▶ [Directions for this task] Report how many lines include the word "noise", and nothing besides that number.

--*--

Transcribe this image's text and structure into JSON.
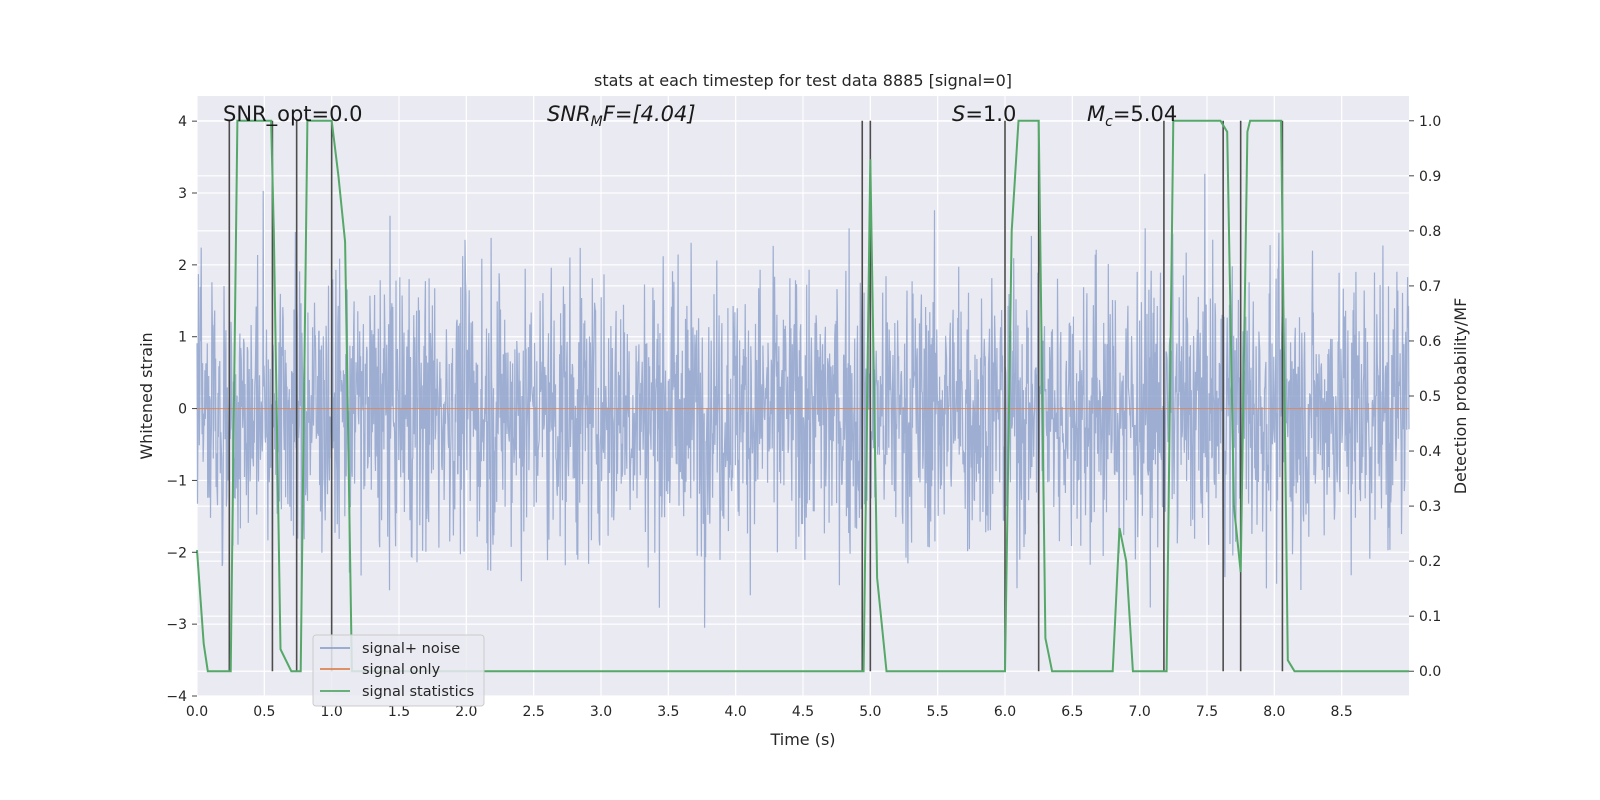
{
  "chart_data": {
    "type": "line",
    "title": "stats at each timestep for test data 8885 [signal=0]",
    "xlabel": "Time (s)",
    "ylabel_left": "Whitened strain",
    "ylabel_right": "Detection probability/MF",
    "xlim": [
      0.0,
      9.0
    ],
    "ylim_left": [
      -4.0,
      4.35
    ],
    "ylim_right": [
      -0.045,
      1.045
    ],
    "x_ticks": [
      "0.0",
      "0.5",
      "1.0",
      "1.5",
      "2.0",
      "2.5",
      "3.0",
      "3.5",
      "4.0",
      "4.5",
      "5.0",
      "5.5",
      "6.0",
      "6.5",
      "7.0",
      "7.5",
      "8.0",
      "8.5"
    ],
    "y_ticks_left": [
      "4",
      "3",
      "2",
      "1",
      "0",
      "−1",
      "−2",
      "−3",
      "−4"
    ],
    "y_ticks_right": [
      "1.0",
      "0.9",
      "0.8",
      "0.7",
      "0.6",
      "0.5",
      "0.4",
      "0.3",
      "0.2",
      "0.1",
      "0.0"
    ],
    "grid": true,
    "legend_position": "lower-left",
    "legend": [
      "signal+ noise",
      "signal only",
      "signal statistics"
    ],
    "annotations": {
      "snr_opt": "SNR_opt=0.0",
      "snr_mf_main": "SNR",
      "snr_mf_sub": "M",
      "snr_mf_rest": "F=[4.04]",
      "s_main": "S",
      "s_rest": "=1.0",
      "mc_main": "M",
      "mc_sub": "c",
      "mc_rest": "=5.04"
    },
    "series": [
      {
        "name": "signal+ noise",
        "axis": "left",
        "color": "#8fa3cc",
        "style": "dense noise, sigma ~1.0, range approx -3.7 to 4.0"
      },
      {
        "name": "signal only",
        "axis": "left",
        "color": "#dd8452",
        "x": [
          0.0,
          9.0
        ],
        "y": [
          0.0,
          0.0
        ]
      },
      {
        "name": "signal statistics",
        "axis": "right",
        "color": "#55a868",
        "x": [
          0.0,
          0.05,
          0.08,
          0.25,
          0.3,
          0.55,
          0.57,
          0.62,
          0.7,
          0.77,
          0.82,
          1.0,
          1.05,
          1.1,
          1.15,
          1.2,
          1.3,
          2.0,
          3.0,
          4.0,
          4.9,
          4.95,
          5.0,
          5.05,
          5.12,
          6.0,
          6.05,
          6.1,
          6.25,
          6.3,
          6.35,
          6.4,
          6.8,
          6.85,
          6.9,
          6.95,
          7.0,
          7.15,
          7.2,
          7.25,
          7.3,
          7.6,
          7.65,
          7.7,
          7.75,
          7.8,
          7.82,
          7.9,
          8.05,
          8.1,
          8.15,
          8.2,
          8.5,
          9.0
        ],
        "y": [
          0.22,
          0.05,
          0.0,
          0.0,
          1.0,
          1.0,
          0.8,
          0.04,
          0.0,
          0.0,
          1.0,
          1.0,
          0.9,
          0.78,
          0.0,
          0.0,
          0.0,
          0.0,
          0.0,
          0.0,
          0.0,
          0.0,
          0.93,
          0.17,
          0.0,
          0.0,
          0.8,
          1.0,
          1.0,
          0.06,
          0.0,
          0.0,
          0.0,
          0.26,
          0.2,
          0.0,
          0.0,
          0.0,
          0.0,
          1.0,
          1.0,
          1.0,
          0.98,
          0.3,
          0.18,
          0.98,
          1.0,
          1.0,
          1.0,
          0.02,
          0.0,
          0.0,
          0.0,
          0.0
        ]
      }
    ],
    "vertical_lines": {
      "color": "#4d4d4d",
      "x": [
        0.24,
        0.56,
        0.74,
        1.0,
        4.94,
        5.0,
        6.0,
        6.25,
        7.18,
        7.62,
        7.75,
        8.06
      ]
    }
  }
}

--*--

▶ [Task result] 3